Dataset entries
## BEGIN
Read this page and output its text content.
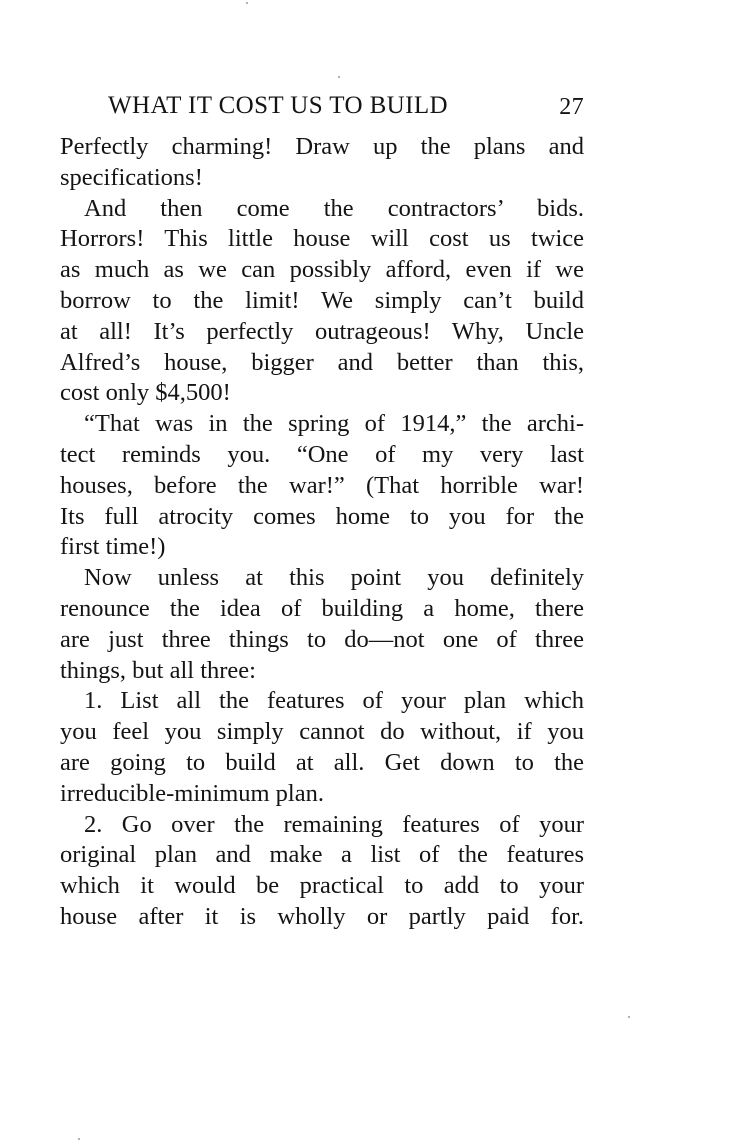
WHAT IT COST US TO BUILD	27
Perfectly charming! Draw up the plans and
specifications!
And then come the contractors’ bids.
Horrors! This little house will cost us twice
as much as we can possibly afford, even if we
borrow to the limit! We simply can’t build
at all! It’s perfectly outrageous! Why, Uncle
Alfred’s house, bigger and better than this,
cost only $4,500!
“That was in the spring of 1914,” the archi-
tect reminds you. “One of my very last
houses, before the war!” (That horrible war!
Its full atrocity comes home to you for the
first time!)
Now unless at this point you definitely
renounce the idea of building a home, there
are just three things to do—not one of three
things, but all three:
1. List all the features of your plan which
you feel you simply cannot do without, if you
are going to build at all. Get down to the
irreducible-minimum plan.
2. Go over the remaining features of your
original plan and make a list of the features
which it would be practical to add to your
house after it is wholly or partly paid for.
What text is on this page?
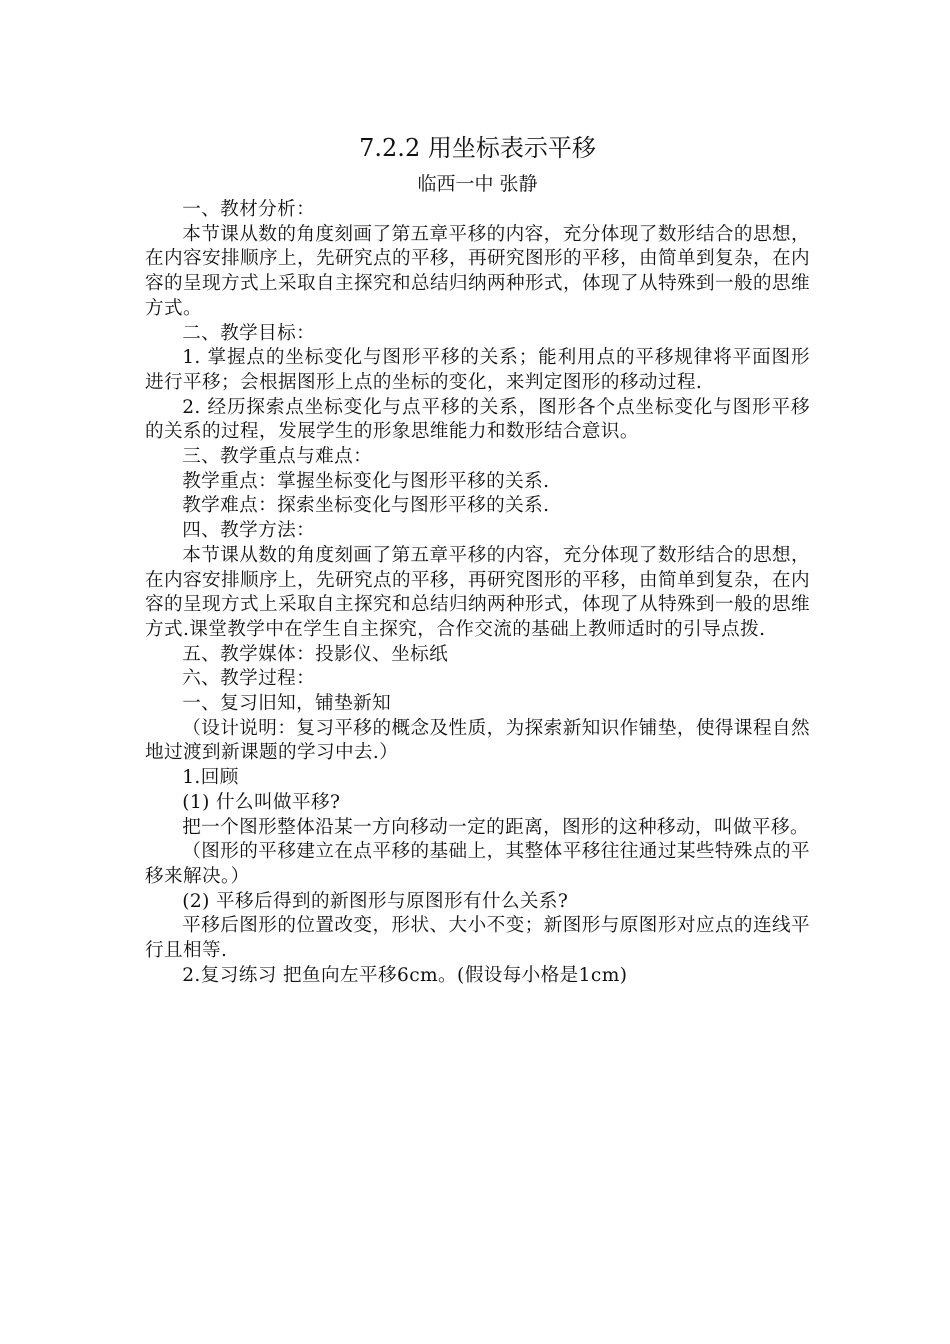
7.2.2 用坐标表示平移
临西一中 张静

一、教材分析：

本节课从数的角度刻画了第五章平移的内容，充分体现了数形结合的思想，在内容安排顺序上，先研究点的平移，再研究图形的平移，由简单到复杂，在内容的呈现方式上采取自主探究和总结归纳两种形式，体现了从特殊到一般的思维方式。

二、教学目标：

1. 掌握点的坐标变化与图形平移的关系；能利用点的平移规律将平面图形进行平移；会根据图形上点的坐标的变化，来判定图形的移动过程.

2. 经历探索点坐标变化与点平移的关系，图形各个点坐标变化与图形平移的关系的过程，发展学生的形象思维能力和数形结合意识。

三、教学重点与难点：

教学重点：掌握坐标变化与图形平移的关系.

教学难点：探索坐标变化与图形平移的关系.

四、教学方法：

本节课从数的角度刻画了第五章平移的内容，充分体现了数形结合的思想，在内容安排顺序上，先研究点的平移，再研究图形的平移，由简单到复杂，在内容的呈现方式上采取自主探究和总结归纳两种形式，体现了从特殊到一般的思维方式.课堂教学中在学生自主探究，合作交流的基础上教师适时的引导点拨.

五、教学媒体：投影仪、坐标纸

六、教学过程：

一、复习旧知，铺垫新知

（设计说明：复习平移的概念及性质，为探索新知识作铺垫，使得课程自然地过渡到新课题的学习中去.）

1.回顾

(1) 什么叫做平移?

把一个图形整体沿某一方向移动一定的距离，图形的这种移动，叫做平移。

（图形的平移建立在点平移的基础上，其整体平移往往通过某些特殊点的平移来解决。）

(2) 平移后得到的新图形与原图形有什么关系?

平移后图形的位置改变，形状、大小不变；新图形与原图形对应点的连线平行且相等.

2.复习练习 把鱼向左平移6cm。(假设每小格是1cm)
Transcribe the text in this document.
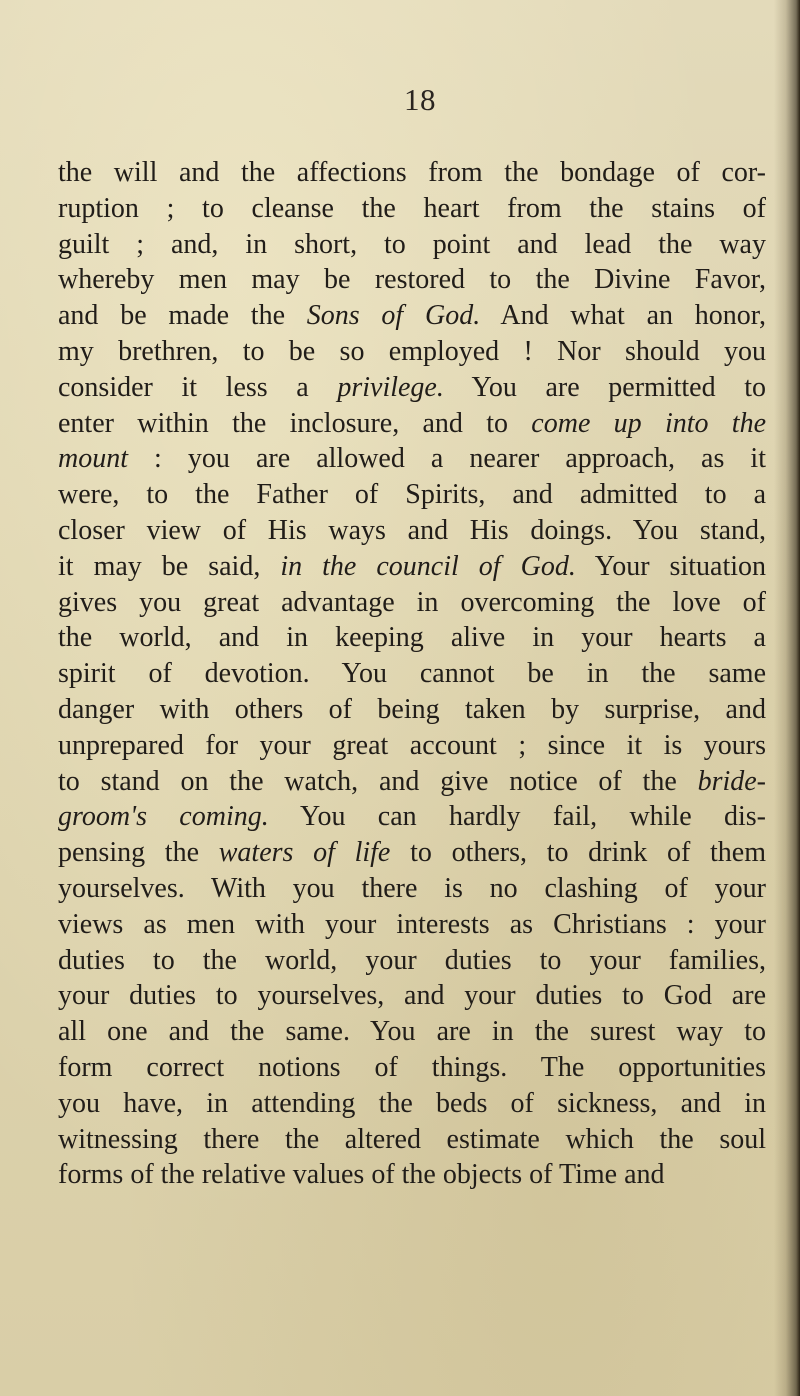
18
the will and the affections from the bondage of cor-
ruption ; to cleanse the heart from the stains of
guilt ; and, in short, to point and lead the way
whereby men may be restored to the Divine Favor,
and be made the Sons of God. And what an honor,
my brethren, to be so employed ! Nor should you
consider it less a privilege. You are permitted to
enter within the inclosure, and to come up into the
mount : you are allowed a nearer approach, as it
were, to the Father of Spirits, and admitted to a
closer view of His ways and His doings. You stand,
it may be said, in the council of God. Your situation
gives you great advantage in overcoming the love of
the world, and in keeping alive in your hearts a
spirit of devotion. You cannot be in the same
danger with others of being taken by surprise, and
unprepared for your great account ; since it is yours
to stand on the watch, and give notice of the bride-
groom's coming. You can hardly fail, while dis-
pensing the waters of life to others, to drink of them
yourselves. With you there is no clashing of your
views as men with your interests as Christians : your
duties to the world, your duties to your families,
your duties to yourselves, and your duties to God are
all one and the same. You are in the surest way to
form correct notions of things. The opportunities
you have, in attending the beds of sickness, and in
witnessing there the altered estimate which the soul
forms of the relative values of the objects of Time and
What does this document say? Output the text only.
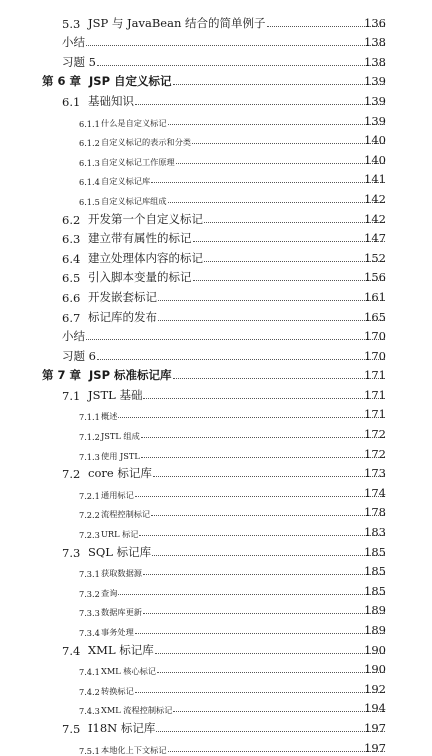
5.3 JSP 与 JavaBean 结合的简单例子	136
小结	138
习题 5	138
第 6 章 JSP 自定义标记	139
6.1 基础知识	139
6.1.1 什么是自定义标记	139
6.1.2 自定义标记的表示和分类	140
6.1.3 自定义标记工作原理	140
6.1.4 自定义标记库	141
6.1.5 自定义标记库组成	142
6.2 开发第一个自定义标记	142
6.3 建立带有属性的标记	147
6.4 建立处理体内容的标记	152
6.5 引入脚本变量的标记	156
6.6 开发嵌套标记	161
6.7 标记库的发布	165
小结	170
习题 6	170
第 7 章 JSP 标准标记库	171
7.1 JSTL 基础	171
7.1.1 概述	171
7.1.2 JSTL 组成	172
7.1.3 使用 JSTL	172
7.2 core 标记库	173
7.2.1 通用标记	174
7.2.2 流程控制标记	178
7.2.3 URL 标记	183
7.3 SQL 标记库	185
7.3.1 获取数据源	185
7.3.2 查询	185
7.3.3 数据库更新	189
7.3.4 事务处理	189
7.4 XML 标记库	190
7.4.1 XML 核心标记	190
7.4.2 转换标记	192
7.4.3 XML 流程控制标记	194
7.5 I18N 标记库	197
7.5.1 本地化上下文标记	197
## END
What is being asked>
Copy every record character for character. Skip the pictures.

Reply>
Read this page and output its text content.
WHAT IT COST US TO BUILD	27
Perfectly charming! Draw up the plans and
specifications!
And then come the contractors’ bids.
Horrors! This little house will cost us twice
as much as we can possibly afford, even if we
borrow to the limit! We simply can’t build
at all! It’s perfectly outrageous! Why, Uncle
Alfred’s house, bigger and better than this,
cost only $4,500!
“That was in the spring of 1914,” the archi-
tect reminds you. “One of my very last
houses, before the war!” (That horrible war!
Its full atrocity comes home to you for the
first time!)
Now unless at this point you definitely
renounce the idea of building a home, there
are just three things to do—not one of three
things, but all three:
1. List all the features of your plan which
you feel you simply cannot do without, if you
are going to build at all. Get down to the
irreducible-minimum plan.
2. Go over the remaining features of your
original plan and make a list of the features
which it would be practical to add to your
house after it is wholly or partly paid for.
What text is on this page?
7.2.2 用坐标表示平移
临西一中 张静

一、教材分析：

本节课从数的角度刻画了第五章平移的内容，充分体现了数形结合的思想，在内容安排顺序上，先研究点的平移，再研究图形的平移，由简单到复杂，在内容的呈现方式上采取自主探究和总结归纳两种形式，体现了从特殊到一般的思维方式。

二、教学目标：

1. 掌握点的坐标变化与图形平移的关系；能利用点的平移规律将平面图形进行平移；会根据图形上点的坐标的变化，来判定图形的移动过程.

2. 经历探索点坐标变化与点平移的关系，图形各个点坐标变化与图形平移的关系的过程，发展学生的形象思维能力和数形结合意识。

三、教学重点与难点：

教学重点：掌握坐标变化与图形平移的关系.

教学难点：探索坐标变化与图形平移的关系.

四、教学方法：

本节课从数的角度刻画了第五章平移的内容，充分体现了数形结合的思想，在内容安排顺序上，先研究点的平移，再研究图形的平移，由简单到复杂，在内容的呈现方式上采取自主探究和总结归纳两种形式，体现了从特殊到一般的思维方式.课堂教学中在学生自主探究，合作交流的基础上教师适时的引导点拨.

五、教学媒体：投影仪、坐标纸

六、教学过程：

一、复习旧知，铺垫新知

（设计说明：复习平移的概念及性质，为探索新知识作铺垫，使得课程自然地过渡到新课题的学习中去.）

1.回顾

(1) 什么叫做平移?

把一个图形整体沿某一方向移动一定的距离，图形的这种移动，叫做平移。

（图形的平移建立在点平移的基础上，其整体平移往往通过某些特殊点的平移来解决。）

(2) 平移后得到的新图形与原图形有什么关系?

平移后图形的位置改变，形状、大小不变；新图形与原图形对应点的连线平行且相等.

2.复习练习 把鱼向左平移6cm。(假设每小格是1cm)
Transcribe the text in this document.
18
the will and the affections from the bondage of cor-
ruption ; to cleanse the heart from the stains of
guilt ; and, in short, to point and lead the way
whereby men may be restored to the Divine Favor,
and be made the Sons of God. And what an honor,
my brethren, to be so employed ! Nor should you
consider it less a privilege. You are permitted to
enter within the inclosure, and to come up into the
mount : you are allowed a nearer approach, as it
were, to the Father of Spirits, and admitted to a
closer view of His ways and His doings. You stand,
it may be said, in the council of God. Your situation
gives you great advantage in overcoming the love of
the world, and in keeping alive in your hearts a
spirit of devotion. You cannot be in the same
danger with others of being taken by surprise, and
unprepared for your great account ; since it is yours
to stand on the watch, and give notice of the bride-
groom's coming. You can hardly fail, while dis-
pensing the waters of life to others, to drink of them
yourselves. With you there is no clashing of your
views as men with your interests as Christians : your
duties to the world, your duties to your families,
your duties to yourselves, and your duties to God are
all one and the same. You are in the surest way to
form correct notions of things. The opportunities
you have, in attending the beds of sickness, and in
witnessing there the altered estimate which the soul
forms of the relative values of the objects of Time and
What does this document say? Output the text only.
5.3 JSP 与 JavaBean 结合的简单例子	136
小结	138
习题 5	138
第 6 章 JSP 自定义标记	139
6.1 基础知识	139
6.1.1 什么是自定义标记	139
6.1.2 自定义标记的表示和分类	140
6.1.3 自定义标记工作原理	140
6.1.4 自定义标记库	141
6.1.5 自定义标记库组成	142
6.2 开发第一个自定义标记	142
6.3 建立带有属性的标记	147
6.4 建立处理体内容的标记	152
6.5 引入脚本变量的标记	156
6.6 开发嵌套标记	161
6.7 标记库的发布	165
小结	170
习题 6	170
第 7 章 JSP 标准标记库	171
7.1 JSTL 基础	171
7.1.1 概述	171
7.1.2 JSTL 组成	172
7.1.3 使用 JSTL	172
7.2 core 标记库	173
7.2.1 通用标记	174
7.2.2 流程控制标记	178
7.2.3 URL 标记	183
7.3 SQL 标记库	185
7.3.1 获取数据源	185
7.3.2 查询	185
7.3.3 数据库更新	189
7.3.4 事务处理	189
7.4 XML 标记库	190
7.4.1 XML 核心标记	190
7.4.2 转换标记	192
7.4.3 XML 流程控制标记	194
7.5 I18N 标记库	197
7.5.1 本地化上下文标记	197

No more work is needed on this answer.